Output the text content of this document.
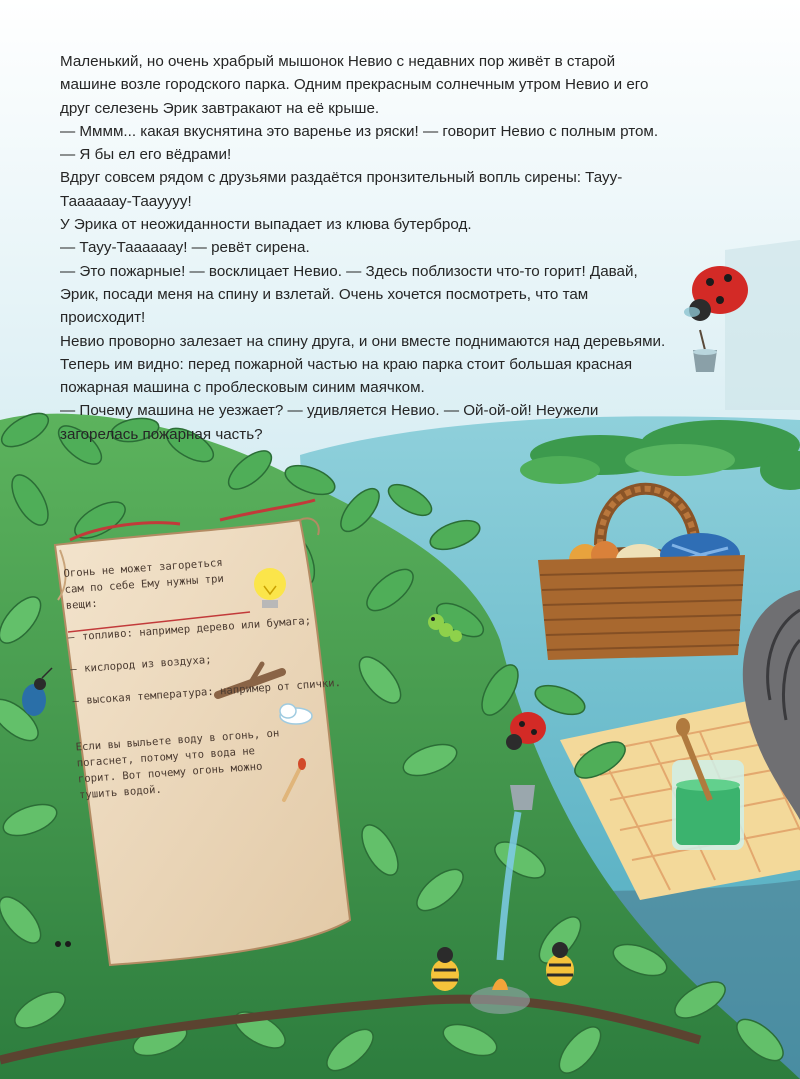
Маленький, но очень храбрый мышонок Невио с недавних пор живёт в старой машине возле городского парка. Одним прекрасным солнечным утром Невио и его друг селезень Эрик завтракают на её крыше.

— Мммм... какая вкуснятина это варенье из ряски! — говорит Невио с полным ртом. — Я бы ел его вёдрами!

Вдруг совсем рядом с друзьями раздаётся пронзительный вопль сирены: Тауу-Таааааау-Таауууу!

У Эрика от неожиданности выпадает из клюва бутерброд.

— Тауу-Таааааау! — ревёт сирена.

— Это пожарные! — восклицает Невио. — Здесь поблизости что-то горит! Давай, Эрик, посади меня на спину и взлетай. Очень хочется посмотреть, что там происходит!

Невио проворно залезает на спину друга, и они вместе поднимаются над деревьями. Теперь им видно: перед пожарной частью на краю парка стоит большая красная пожарная машина с проблесковым синим маячком.

— Почему машина не уезжает? — удивляется Невио. — Ой-ой-ой! Неужели загорелась пожарная часть?

Огонь не может загореться сам по себе Ему нужны три вещи:
– топливо: например дерево или бумага;
– кислород из воздуха;
– высокая температура: например от спички.
Если вы выльете воду в огонь, он погаснет, потому что вода не горит. Вот почему огонь можно тушить водой.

::::

-- Brief --
Omit every picture, then reproduce the rest of the listing exactly.

-- Written response --
Output the text content of this document.
Маленький, но очень храбрый мышонок Невио с недавних пор живёт в старой машине возле городского парка. Одним прекрасным солнечным утром Невио и его друг селезень Эрик завтракают на её крыше.

— Мммм... какая вкуснятина это варенье из ряски! — говорит Невио с полным ртом. — Я бы ел его вёдрами!

Вдруг совсем рядом с друзьями раздаётся пронзительный вопль сирены: Тауу-Таааааау-Таауууу!

У Эрика от неожиданности выпадает из клюва бутерброд.

— Тауу-Таааааау! — ревёт сирена.

— Это пожарные! — восклицает Невио. — Здесь поблизости что-то горит! Давай, Эрик, посади меня на спину и взлетай. Очень хочется посмотреть, что там происходит!

Невио проворно залезает на спину друга, и они вместе поднимаются над деревьями. Теперь им видно: перед пожарной частью на краю парка стоит большая красная пожарная машина с проблесковым синим маячком.

— Почему машина не уезжает? — удивляется Невио. — Ой-ой-ой! Неужели загорелась пожарная часть?

Огонь не может загореться сам по себе Ему нужны три вещи:
– топливо: например дерево или бумага;
– кислород из воздуха;
– высокая температура: например от спички.
Если вы выльете воду в огонь, он погаснет, потому что вода не горит. Вот почему огонь можно тушить водой.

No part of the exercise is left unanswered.